• _Required task_:
Report every line in the listing below where the string "screenshot" shows up.
_ _ _ _ _
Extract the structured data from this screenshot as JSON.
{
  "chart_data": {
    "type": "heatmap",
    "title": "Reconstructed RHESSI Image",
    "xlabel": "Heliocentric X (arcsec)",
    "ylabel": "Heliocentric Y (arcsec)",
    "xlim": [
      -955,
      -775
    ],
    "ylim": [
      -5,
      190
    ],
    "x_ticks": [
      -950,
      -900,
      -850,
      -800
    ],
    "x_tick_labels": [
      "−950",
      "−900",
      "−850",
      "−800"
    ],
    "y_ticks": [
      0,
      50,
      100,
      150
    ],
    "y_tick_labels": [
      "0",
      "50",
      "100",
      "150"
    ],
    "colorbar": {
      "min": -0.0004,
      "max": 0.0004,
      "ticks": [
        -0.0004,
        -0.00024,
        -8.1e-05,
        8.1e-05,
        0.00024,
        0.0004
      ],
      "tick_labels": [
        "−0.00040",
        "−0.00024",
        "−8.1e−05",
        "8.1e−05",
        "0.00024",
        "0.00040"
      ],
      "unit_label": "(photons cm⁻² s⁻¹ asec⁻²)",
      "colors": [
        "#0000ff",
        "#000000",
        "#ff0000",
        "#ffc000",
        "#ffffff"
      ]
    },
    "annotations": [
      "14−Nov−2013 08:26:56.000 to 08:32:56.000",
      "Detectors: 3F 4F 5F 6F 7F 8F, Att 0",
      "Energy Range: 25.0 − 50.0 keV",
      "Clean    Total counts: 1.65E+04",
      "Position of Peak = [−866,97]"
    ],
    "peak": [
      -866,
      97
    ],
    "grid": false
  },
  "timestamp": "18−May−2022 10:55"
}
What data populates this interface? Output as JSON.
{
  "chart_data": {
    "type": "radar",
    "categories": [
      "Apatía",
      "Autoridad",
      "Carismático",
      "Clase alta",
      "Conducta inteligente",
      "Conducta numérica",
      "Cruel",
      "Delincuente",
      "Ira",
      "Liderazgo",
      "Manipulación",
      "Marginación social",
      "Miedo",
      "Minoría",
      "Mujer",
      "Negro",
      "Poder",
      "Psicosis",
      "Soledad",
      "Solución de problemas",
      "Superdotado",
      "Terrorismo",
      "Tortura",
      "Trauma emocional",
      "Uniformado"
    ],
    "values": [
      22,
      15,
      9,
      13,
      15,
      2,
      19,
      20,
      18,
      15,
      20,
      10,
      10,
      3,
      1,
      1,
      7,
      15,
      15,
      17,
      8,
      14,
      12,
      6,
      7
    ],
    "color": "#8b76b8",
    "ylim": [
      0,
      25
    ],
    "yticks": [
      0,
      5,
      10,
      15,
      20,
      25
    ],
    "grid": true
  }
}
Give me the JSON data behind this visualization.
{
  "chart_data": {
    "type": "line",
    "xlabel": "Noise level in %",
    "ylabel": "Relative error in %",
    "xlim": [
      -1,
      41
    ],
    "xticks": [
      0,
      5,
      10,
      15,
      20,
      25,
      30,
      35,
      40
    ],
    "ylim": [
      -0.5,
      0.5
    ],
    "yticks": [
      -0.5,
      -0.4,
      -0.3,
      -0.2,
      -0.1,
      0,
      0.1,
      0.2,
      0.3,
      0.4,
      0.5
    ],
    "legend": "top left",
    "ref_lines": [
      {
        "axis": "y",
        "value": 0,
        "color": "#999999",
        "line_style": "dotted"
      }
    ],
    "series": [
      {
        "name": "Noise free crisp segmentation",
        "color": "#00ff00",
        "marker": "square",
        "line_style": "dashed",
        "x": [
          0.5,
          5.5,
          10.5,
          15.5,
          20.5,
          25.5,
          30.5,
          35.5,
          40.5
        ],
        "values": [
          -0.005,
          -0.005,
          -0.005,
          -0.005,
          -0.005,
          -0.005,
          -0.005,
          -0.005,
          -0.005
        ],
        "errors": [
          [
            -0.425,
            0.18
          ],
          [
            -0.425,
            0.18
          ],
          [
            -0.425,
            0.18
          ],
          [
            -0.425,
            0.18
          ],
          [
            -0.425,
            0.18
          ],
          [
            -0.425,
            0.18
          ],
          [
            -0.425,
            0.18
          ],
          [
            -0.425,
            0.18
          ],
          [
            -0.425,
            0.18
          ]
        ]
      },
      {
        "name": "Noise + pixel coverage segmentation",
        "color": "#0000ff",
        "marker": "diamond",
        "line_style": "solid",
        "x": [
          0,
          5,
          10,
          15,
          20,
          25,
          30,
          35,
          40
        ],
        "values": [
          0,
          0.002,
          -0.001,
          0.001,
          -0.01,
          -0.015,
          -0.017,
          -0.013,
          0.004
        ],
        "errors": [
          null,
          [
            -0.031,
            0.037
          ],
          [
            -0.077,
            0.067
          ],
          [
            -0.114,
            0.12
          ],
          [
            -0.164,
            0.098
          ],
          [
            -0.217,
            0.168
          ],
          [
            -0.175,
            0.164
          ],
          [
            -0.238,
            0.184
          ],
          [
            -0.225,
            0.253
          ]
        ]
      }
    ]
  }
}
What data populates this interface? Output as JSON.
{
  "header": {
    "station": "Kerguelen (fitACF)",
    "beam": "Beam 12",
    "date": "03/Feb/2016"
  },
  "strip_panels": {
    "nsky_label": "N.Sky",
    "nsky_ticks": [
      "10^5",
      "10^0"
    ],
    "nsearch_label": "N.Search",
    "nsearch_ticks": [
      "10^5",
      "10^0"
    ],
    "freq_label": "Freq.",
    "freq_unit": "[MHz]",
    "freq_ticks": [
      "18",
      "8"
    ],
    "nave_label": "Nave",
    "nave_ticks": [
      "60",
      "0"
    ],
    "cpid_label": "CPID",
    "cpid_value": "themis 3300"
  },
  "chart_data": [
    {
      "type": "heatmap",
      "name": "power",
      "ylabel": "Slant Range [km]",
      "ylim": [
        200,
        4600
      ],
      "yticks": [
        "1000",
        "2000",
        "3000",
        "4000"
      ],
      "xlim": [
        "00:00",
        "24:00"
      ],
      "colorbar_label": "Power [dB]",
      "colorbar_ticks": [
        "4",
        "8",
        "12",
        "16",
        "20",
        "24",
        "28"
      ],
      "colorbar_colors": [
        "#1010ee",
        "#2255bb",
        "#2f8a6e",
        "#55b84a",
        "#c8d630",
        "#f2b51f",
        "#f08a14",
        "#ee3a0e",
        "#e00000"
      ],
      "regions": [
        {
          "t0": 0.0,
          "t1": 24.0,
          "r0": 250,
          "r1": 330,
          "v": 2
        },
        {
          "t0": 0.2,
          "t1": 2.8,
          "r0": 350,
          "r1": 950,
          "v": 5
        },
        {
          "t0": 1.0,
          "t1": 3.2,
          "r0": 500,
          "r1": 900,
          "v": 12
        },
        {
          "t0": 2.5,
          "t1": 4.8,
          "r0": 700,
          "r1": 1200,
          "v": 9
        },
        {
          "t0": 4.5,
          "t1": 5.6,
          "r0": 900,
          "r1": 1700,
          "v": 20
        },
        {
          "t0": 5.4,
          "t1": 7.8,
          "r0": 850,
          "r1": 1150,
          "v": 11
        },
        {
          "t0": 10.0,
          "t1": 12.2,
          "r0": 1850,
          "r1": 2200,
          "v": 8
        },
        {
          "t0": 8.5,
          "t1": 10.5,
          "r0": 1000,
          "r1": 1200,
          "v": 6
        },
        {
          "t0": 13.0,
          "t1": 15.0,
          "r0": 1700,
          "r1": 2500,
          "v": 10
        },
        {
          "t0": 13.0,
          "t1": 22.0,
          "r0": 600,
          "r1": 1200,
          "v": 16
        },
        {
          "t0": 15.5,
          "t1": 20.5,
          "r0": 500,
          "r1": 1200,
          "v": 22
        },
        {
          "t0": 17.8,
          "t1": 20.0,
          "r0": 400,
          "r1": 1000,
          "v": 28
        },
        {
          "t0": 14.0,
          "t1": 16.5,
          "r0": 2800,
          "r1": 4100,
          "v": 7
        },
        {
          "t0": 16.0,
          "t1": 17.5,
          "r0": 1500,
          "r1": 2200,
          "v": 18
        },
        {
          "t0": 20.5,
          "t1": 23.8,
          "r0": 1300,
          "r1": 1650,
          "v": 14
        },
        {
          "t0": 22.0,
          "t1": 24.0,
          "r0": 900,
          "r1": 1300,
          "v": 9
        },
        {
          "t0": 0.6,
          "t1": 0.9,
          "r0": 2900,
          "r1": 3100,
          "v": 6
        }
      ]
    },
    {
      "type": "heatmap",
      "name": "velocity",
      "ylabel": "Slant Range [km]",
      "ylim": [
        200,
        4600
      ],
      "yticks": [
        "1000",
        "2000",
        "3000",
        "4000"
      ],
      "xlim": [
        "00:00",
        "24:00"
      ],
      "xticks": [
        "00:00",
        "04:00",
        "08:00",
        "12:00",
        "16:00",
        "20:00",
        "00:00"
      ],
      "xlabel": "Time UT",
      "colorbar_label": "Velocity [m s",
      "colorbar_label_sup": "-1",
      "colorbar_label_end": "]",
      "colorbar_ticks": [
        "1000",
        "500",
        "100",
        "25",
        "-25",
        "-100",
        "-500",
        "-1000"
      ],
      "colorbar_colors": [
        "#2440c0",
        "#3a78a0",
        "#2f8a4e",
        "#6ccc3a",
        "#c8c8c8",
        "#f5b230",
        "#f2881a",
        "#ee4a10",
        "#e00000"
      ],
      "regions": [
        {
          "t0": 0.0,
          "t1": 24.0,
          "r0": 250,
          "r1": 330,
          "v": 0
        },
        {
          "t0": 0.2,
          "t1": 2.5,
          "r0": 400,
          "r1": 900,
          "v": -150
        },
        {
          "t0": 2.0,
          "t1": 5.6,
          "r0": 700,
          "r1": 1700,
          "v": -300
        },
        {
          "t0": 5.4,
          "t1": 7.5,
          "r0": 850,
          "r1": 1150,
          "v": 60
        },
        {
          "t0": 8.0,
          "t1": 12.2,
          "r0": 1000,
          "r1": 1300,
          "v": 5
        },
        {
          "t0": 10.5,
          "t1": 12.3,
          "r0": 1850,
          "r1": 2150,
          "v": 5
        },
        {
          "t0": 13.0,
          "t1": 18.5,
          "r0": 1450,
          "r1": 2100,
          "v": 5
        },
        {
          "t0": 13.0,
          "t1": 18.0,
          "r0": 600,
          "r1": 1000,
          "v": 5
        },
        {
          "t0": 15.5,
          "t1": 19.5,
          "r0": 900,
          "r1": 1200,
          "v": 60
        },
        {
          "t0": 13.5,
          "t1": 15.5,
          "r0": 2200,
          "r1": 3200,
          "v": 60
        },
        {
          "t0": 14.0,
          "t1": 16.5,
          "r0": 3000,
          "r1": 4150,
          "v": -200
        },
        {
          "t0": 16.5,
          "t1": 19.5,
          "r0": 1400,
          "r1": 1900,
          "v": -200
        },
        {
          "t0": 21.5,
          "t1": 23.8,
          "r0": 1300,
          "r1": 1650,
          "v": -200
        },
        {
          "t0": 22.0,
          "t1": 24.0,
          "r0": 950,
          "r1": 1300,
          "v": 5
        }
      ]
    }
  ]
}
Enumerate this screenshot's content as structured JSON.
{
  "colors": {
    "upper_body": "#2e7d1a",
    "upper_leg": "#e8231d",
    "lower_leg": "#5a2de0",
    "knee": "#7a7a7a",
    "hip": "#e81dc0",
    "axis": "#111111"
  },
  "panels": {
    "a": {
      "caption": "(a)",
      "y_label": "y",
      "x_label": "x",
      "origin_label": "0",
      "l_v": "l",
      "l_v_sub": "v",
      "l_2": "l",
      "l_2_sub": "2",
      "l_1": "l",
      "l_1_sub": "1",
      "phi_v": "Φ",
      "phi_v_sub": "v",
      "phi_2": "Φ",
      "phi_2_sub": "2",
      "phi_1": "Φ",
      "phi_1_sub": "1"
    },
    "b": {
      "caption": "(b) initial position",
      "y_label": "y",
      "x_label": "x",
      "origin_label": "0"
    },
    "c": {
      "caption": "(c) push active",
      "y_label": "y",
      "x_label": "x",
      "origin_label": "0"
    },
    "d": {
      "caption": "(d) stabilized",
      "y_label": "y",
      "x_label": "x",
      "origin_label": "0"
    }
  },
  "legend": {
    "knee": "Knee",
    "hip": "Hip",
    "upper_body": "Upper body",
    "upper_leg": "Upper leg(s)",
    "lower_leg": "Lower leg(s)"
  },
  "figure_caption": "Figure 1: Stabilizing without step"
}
_ _ _ _ _
• _Complete output_:
Extract the structured data from this screenshot as JSON.
Enumerate this screenshot's content as structured JSON.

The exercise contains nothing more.